### Stored data entries
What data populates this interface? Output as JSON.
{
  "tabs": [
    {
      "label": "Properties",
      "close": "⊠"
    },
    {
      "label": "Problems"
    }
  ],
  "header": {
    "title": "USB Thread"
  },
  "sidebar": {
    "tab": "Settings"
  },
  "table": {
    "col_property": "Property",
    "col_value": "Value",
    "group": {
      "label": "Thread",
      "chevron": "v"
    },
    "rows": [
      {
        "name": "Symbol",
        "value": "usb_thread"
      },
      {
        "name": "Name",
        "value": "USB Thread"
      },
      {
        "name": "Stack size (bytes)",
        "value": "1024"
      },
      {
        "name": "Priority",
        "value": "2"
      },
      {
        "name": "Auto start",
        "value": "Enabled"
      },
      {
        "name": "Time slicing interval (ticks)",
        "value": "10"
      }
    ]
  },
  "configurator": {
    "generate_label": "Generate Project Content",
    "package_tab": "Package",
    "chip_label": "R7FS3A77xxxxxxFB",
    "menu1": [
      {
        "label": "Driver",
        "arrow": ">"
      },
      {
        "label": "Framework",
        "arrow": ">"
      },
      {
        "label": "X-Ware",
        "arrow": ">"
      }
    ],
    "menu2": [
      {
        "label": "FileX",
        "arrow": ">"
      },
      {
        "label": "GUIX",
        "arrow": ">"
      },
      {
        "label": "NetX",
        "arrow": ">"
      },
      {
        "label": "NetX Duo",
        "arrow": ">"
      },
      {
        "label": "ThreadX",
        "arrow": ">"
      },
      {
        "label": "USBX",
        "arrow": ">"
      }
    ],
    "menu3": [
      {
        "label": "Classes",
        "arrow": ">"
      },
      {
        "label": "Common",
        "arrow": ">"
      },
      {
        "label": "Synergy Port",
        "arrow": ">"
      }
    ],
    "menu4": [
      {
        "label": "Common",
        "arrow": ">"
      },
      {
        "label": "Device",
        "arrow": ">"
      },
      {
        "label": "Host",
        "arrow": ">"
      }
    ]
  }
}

### Task description
Would you give the material above again, complete and exact?

### Output below
What data populates this interface? Output as JSON.
{
  "tabs": [
    {
      "label": "Properties",
      "close": "⊠"
    },
    {
      "label": "Problems"
    }
  ],
  "header": {
    "title": "USB Thread"
  },
  "sidebar": {
    "tab": "Settings"
  },
  "table": {
    "col_property": "Property",
    "col_value": "Value",
    "group": {
      "label": "Thread",
      "chevron": "v"
    },
    "rows": [
      {
        "name": "Symbol",
        "value": "usb_thread"
      },
      {
        "name": "Name",
        "value": "USB Thread"
      },
      {
        "name": "Stack size (bytes)",
        "value": "1024"
      },
      {
        "name": "Priority",
        "value": "2"
      },
      {
        "name": "Auto start",
        "value": "Enabled"
      },
      {
        "name": "Time slicing interval (ticks)",
        "value": "10"
      }
    ]
  },
  "configurator": {
    "generate_label": "Generate Project Content",
    "package_tab": "Package",
    "chip_label": "R7FS3A77xxxxxxFB",
    "menu1": [
      {
        "label": "Driver",
        "arrow": ">"
      },
      {
        "label": "Framework",
        "arrow": ">"
      },
      {
        "label": "X-Ware",
        "arrow": ">"
      }
    ],
    "menu2": [
      {
        "label": "FileX",
        "arrow": ">"
      },
      {
        "label": "GUIX",
        "arrow": ">"
      },
      {
        "label": "NetX",
        "arrow": ">"
      },
      {
        "label": "NetX Duo",
        "arrow": ">"
      },
      {
        "label": "ThreadX",
        "arrow": ">"
      },
      {
        "label": "USBX",
        "arrow": ">"
      }
    ],
    "menu3": [
      {
        "label": "Classes",
        "arrow": ">"
      },
      {
        "label": "Common",
        "arrow": ">"
      },
      {
        "label": "Synergy Port",
        "arrow": ">"
      }
    ],
    "menu4": [
      {
        "label": "Common",
        "arrow": ">"
      },
      {
        "label": "Device",
        "arrow": ">"
      },
      {
        "label": "Host",
        "arrow": ">"
      }
    ]
  }
}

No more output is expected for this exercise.